§ **PROVIDED MATERIAL**

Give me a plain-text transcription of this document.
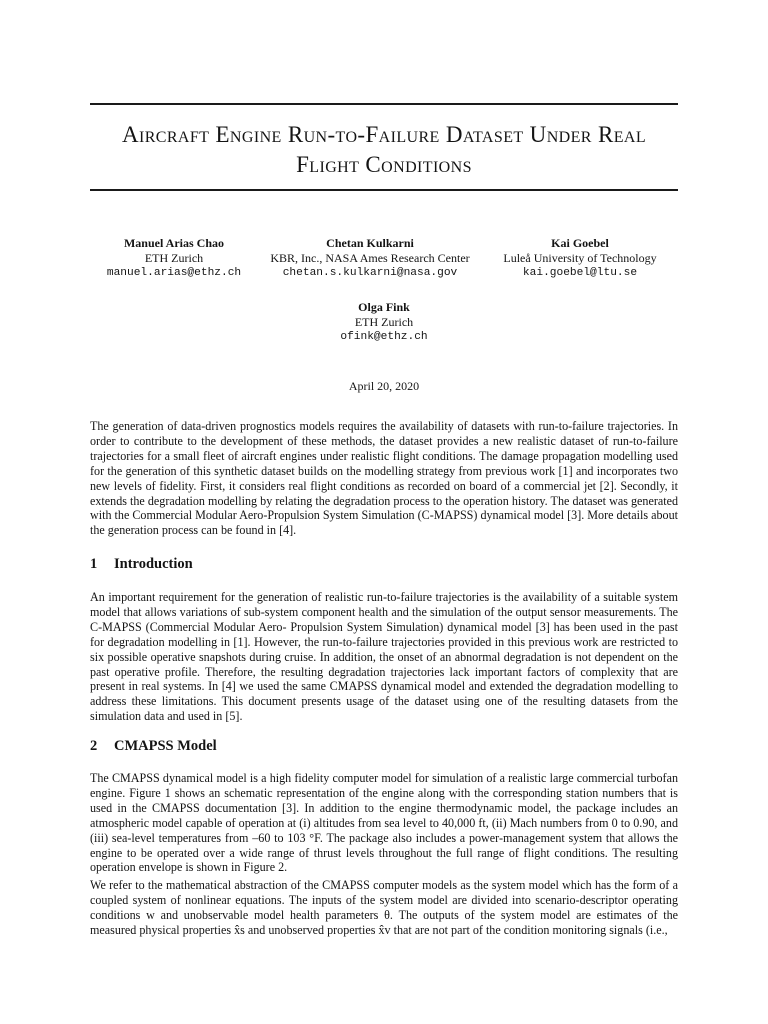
Aircraft Engine Run-to-Failure Dataset Under Real Flight Conditions
Manuel Arias Chao
ETH Zurich
manuel.arias@ethz.ch
Chetan Kulkarni
KBR, Inc., NASA Ames Research Center
chetan.s.kulkarni@nasa.gov
Kai Goebel
Luleå University of Technology
kai.goebel@ltu.se
Olga Fink
ETH Zurich
ofink@ethz.ch
April 20, 2020

The generation of data-driven prognostics models requires the availability of datasets with run-to-failure trajectories. In order to contribute to the development of these methods, the dataset provides a new realistic dataset of run-to-failure trajectories for a small fleet of aircraft engines under realistic flight conditions. The damage propagation modelling used for the generation of this synthetic dataset builds on the modelling strategy from previous work [1] and incorporates two new levels of fidelity. First, it considers real flight conditions as recorded on board of a commercial jet [2]. Secondly, it extends the degradation modelling by relating the degradation process to the operation history. The dataset was generated with the Commercial Modular Aero-Propulsion System Simulation (C-MAPSS) dynamical model [3]. More details about the generation process can be found in [4].

1 Introduction

An important requirement for the generation of realistic run-to-failure trajectories is the availability of a suitable system model that allows variations of sub-system component health and the simulation of the output sensor measurements. The C-MAPSS (Commercial Modular Aero- Propulsion System Simulation) dynamical model [3] has been used in the past for degradation modelling in [1]. However, the run-to-failure trajectories provided in this previous work are restricted to six possible operative snapshots during cruise. In addition, the onset of an abnormal degradation is not dependent on the past operative profile. Therefore, the resulting degradation trajectories lack important factors of complexity that are present in real systems. In [4] we used the same CMAPSS dynamical model and extended the degradation modelling to address these limitations. This document presents usage of the dataset using one of the resulting datasets from the simulation data and used in [5].

2 CMAPSS Model

The CMAPSS dynamical model is a high fidelity computer model for simulation of a realistic large commercial turbofan engine. Figure 1 shows an schematic representation of the engine along with the corresponding station numbers that is used in the CMAPSS documentation [3]. In addition to the engine thermodynamic model, the package includes an atmospheric model capable of operation at (i) altitudes from sea level to 40,000 ft, (ii) Mach numbers from 0 to 0.90, and (iii) sea-level temperatures from –60 to 103 °F. The package also includes a power-management system that allows the engine to be operated over a wide range of thrust levels throughout the full range of flight conditions. The resulting operation envelope is shown in Figure 2.

We refer to the mathematical abstraction of the CMAPSS computer models as the system model which has the form of a coupled system of nonlinear equations. The inputs of the system model are divided into scenario-descriptor operating conditions w and unobservable model health parameters θ. The outputs of the system model are estimates of the measured physical properties x̂s and unobserved properties x̂v that are not part of the condition monitoring signals (i.e.,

§ **WHAT NEEDS TO BE DONE**
Transcribe all the lines above exactly, apart from the pictures.

§ **ANSWER TO THIS TASK**
Give me a plain-text transcription of this document.
Aircraft Engine Run-to-Failure Dataset Under Real Flight Conditions
Manuel Arias Chao
ETH Zurich
manuel.arias@ethz.ch
Chetan Kulkarni
KBR, Inc., NASA Ames Research Center
chetan.s.kulkarni@nasa.gov
Kai Goebel
Luleå University of Technology
kai.goebel@ltu.se
Olga Fink
ETH Zurich
ofink@ethz.ch
April 20, 2020

The generation of data-driven prognostics models requires the availability of datasets with run-to-failure trajectories. In order to contribute to the development of these methods, the dataset provides a new realistic dataset of run-to-failure trajectories for a small fleet of aircraft engines under realistic flight conditions. The damage propagation modelling used for the generation of this synthetic dataset builds on the modelling strategy from previous work [1] and incorporates two new levels of fidelity. First, it considers real flight conditions as recorded on board of a commercial jet [2]. Secondly, it extends the degradation modelling by relating the degradation process to the operation history. The dataset was generated with the Commercial Modular Aero-Propulsion System Simulation (C-MAPSS) dynamical model [3]. More details about the generation process can be found in [4].

1 Introduction

An important requirement for the generation of realistic run-to-failure trajectories is the availability of a suitable system model that allows variations of sub-system component health and the simulation of the output sensor measurements. The C-MAPSS (Commercial Modular Aero- Propulsion System Simulation) dynamical model [3] has been used in the past for degradation modelling in [1]. However, the run-to-failure trajectories provided in this previous work are restricted to six possible operative snapshots during cruise. In addition, the onset of an abnormal degradation is not dependent on the past operative profile. Therefore, the resulting degradation trajectories lack important factors of complexity that are present in real systems. In [4] we used the same CMAPSS dynamical model and extended the degradation modelling to address these limitations. This document presents usage of the dataset using one of the resulting datasets from the simulation data and used in [5].

2 CMAPSS Model

The CMAPSS dynamical model is a high fidelity computer model for simulation of a realistic large commercial turbofan engine. Figure 1 shows an schematic representation of the engine along with the corresponding station numbers that is used in the CMAPSS documentation [3]. In addition to the engine thermodynamic model, the package includes an atmospheric model capable of operation at (i) altitudes from sea level to 40,000 ft, (ii) Mach numbers from 0 to 0.90, and (iii) sea-level temperatures from –60 to 103 °F. The package also includes a power-management system that allows the engine to be operated over a wide range of thrust levels throughout the full range of flight conditions. The resulting operation envelope is shown in Figure 2.

We refer to the mathematical abstraction of the CMAPSS computer models as the system model which has the form of a coupled system of nonlinear equations. The inputs of the system model are divided into scenario-descriptor operating conditions w and unobservable model health parameters θ. The outputs of the system model are estimates of the measured physical properties x̂s and unobserved properties x̂v that are not part of the condition monitoring signals (i.e.,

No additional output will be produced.